Problem: Count how many lines of the data include "ogrodniczych". The answer is that number and nothing else.

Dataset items
=====

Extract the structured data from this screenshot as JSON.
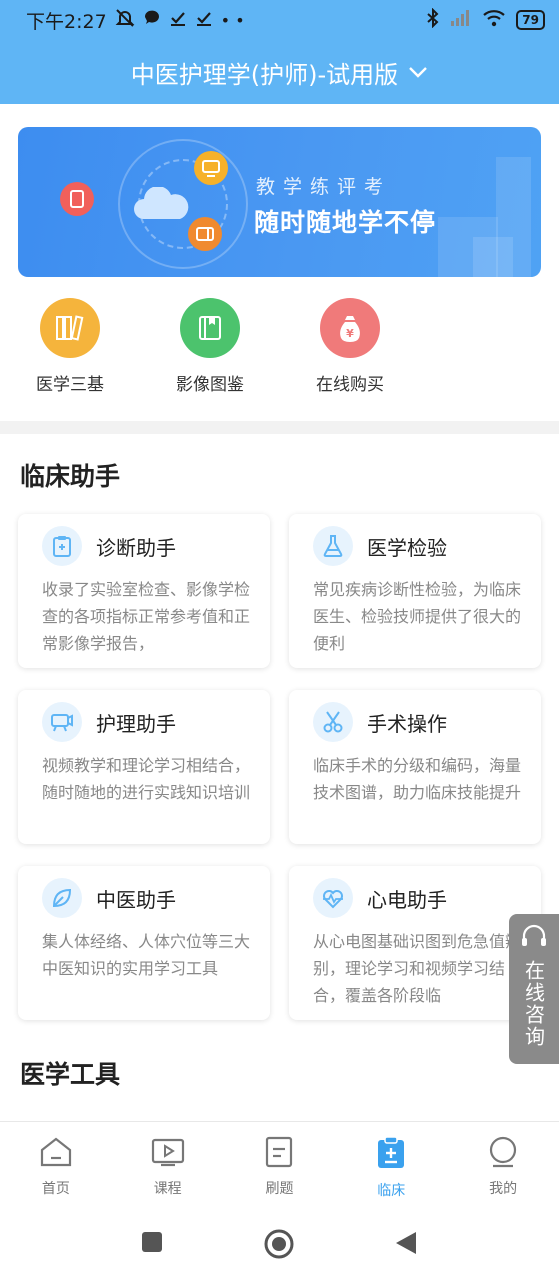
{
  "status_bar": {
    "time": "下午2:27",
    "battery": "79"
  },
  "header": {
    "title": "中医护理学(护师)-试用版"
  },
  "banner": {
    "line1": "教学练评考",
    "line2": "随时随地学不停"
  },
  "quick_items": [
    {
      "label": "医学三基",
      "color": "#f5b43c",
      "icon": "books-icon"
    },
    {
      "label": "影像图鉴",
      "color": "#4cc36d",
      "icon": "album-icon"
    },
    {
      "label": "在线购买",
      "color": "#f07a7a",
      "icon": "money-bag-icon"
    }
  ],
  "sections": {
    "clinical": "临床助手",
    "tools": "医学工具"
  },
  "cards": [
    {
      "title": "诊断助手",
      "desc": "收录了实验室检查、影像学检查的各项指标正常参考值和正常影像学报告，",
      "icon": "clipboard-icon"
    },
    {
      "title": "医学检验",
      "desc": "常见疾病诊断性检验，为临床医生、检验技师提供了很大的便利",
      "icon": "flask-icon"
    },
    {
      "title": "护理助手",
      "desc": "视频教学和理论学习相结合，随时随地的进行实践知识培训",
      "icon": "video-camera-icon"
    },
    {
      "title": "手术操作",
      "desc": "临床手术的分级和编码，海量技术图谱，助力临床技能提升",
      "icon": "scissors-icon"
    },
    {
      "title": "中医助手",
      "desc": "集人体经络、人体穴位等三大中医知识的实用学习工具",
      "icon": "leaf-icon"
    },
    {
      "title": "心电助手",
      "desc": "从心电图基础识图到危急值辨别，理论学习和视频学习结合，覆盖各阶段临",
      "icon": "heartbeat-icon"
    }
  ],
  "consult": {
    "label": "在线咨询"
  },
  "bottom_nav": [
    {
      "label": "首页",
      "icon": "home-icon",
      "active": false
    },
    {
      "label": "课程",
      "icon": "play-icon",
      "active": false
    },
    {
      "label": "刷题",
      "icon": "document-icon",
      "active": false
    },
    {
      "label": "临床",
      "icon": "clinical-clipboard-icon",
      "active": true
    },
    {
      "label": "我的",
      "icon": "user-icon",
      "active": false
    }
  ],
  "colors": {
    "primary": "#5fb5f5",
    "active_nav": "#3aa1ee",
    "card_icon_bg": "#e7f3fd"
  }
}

=====

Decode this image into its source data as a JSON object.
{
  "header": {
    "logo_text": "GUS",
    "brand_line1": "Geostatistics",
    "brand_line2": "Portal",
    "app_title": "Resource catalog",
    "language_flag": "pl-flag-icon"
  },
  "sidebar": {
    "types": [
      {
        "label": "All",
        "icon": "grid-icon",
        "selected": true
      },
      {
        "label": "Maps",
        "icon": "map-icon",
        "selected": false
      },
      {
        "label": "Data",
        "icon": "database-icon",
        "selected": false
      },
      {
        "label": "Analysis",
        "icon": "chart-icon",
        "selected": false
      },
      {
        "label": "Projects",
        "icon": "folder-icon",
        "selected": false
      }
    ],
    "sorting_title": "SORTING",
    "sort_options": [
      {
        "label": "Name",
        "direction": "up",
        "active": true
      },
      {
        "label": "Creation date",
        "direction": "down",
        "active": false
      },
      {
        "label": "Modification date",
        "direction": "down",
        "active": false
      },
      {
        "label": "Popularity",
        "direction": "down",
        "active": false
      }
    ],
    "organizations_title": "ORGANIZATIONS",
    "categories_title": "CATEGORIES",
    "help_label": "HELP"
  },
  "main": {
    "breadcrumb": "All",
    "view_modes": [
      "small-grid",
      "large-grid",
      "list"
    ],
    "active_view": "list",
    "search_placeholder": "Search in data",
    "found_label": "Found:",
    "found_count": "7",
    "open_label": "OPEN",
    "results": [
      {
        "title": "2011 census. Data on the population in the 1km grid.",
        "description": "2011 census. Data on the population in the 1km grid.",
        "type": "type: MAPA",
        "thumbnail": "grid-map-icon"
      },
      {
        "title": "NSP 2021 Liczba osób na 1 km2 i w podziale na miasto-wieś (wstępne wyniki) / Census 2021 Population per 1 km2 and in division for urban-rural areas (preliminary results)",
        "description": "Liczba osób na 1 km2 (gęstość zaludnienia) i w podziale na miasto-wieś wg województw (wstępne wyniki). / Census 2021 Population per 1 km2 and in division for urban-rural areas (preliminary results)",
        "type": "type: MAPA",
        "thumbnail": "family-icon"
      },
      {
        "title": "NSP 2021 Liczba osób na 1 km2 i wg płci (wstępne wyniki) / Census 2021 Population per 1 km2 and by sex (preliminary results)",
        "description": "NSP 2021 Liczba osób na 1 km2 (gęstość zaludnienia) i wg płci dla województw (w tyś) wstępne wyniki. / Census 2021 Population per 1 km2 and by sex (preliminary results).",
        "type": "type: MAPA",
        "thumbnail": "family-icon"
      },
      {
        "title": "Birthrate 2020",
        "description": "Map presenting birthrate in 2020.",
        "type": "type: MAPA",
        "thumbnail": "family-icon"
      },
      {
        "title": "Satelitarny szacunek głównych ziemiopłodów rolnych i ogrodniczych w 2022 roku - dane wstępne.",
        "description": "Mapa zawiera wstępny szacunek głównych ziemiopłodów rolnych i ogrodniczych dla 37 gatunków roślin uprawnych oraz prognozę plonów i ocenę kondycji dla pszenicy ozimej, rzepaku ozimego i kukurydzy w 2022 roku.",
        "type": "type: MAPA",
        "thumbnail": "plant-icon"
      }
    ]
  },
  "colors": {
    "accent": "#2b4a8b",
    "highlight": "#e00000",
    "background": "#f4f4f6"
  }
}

=====

Task result: 2